__Task objective__. Your task is to output the data exactly as it stands.

::: Supplied records :::

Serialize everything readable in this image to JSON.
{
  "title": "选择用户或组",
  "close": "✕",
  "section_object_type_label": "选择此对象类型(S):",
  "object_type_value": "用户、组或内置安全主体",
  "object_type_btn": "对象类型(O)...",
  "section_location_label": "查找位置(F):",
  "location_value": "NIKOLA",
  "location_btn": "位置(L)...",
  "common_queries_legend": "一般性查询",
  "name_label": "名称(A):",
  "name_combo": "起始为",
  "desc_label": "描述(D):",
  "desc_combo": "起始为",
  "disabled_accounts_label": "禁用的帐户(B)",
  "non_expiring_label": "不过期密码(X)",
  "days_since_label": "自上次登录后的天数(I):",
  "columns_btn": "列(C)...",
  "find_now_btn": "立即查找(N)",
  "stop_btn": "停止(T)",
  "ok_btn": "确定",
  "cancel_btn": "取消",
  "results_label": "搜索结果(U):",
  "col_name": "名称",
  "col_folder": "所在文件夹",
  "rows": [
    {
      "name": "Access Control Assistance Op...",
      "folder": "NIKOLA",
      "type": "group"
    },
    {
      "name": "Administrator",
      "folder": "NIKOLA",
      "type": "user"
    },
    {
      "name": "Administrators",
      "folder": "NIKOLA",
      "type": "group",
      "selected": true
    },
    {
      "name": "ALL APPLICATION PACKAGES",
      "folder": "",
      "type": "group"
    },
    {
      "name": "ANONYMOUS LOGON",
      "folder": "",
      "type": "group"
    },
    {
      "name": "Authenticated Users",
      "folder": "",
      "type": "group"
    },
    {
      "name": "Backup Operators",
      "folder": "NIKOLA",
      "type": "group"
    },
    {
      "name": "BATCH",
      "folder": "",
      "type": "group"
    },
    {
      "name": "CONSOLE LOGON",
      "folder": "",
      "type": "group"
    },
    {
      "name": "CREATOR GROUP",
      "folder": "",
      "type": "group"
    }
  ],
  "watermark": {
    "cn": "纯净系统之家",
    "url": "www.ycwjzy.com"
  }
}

:::

__Answer to the task__.
Serialize everything readable in this image to JSON.
{
  "title": "选择用户或组",
  "close": "✕",
  "section_object_type_label": "选择此对象类型(S):",
  "object_type_value": "用户、组或内置安全主体",
  "object_type_btn": "对象类型(O)...",
  "section_location_label": "查找位置(F):",
  "location_value": "NIKOLA",
  "location_btn": "位置(L)...",
  "common_queries_legend": "一般性查询",
  "name_label": "名称(A):",
  "name_combo": "起始为",
  "desc_label": "描述(D):",
  "desc_combo": "起始为",
  "disabled_accounts_label": "禁用的帐户(B)",
  "non_expiring_label": "不过期密码(X)",
  "days_since_label": "自上次登录后的天数(I):",
  "columns_btn": "列(C)...",
  "find_now_btn": "立即查找(N)",
  "stop_btn": "停止(T)",
  "ok_btn": "确定",
  "cancel_btn": "取消",
  "results_label": "搜索结果(U):",
  "col_name": "名称",
  "col_folder": "所在文件夹",
  "rows": [
    {
      "name": "Access Control Assistance Op...",
      "folder": "NIKOLA",
      "type": "group"
    },
    {
      "name": "Administrator",
      "folder": "NIKOLA",
      "type": "user"
    },
    {
      "name": "Administrators",
      "folder": "NIKOLA",
      "type": "group",
      "selected": true
    },
    {
      "name": "ALL APPLICATION PACKAGES",
      "folder": "",
      "type": "group"
    },
    {
      "name": "ANONYMOUS LOGON",
      "folder": "",
      "type": "group"
    },
    {
      "name": "Authenticated Users",
      "folder": "",
      "type": "group"
    },
    {
      "name": "Backup Operators",
      "folder": "NIKOLA",
      "type": "group"
    },
    {
      "name": "BATCH",
      "folder": "",
      "type": "group"
    },
    {
      "name": "CONSOLE LOGON",
      "folder": "",
      "type": "group"
    },
    {
      "name": "CREATOR GROUP",
      "folder": "",
      "type": "group"
    }
  ],
  "watermark": {
    "cn": "纯净系统之家",
    "url": "www.ycwjzy.com"
  }
}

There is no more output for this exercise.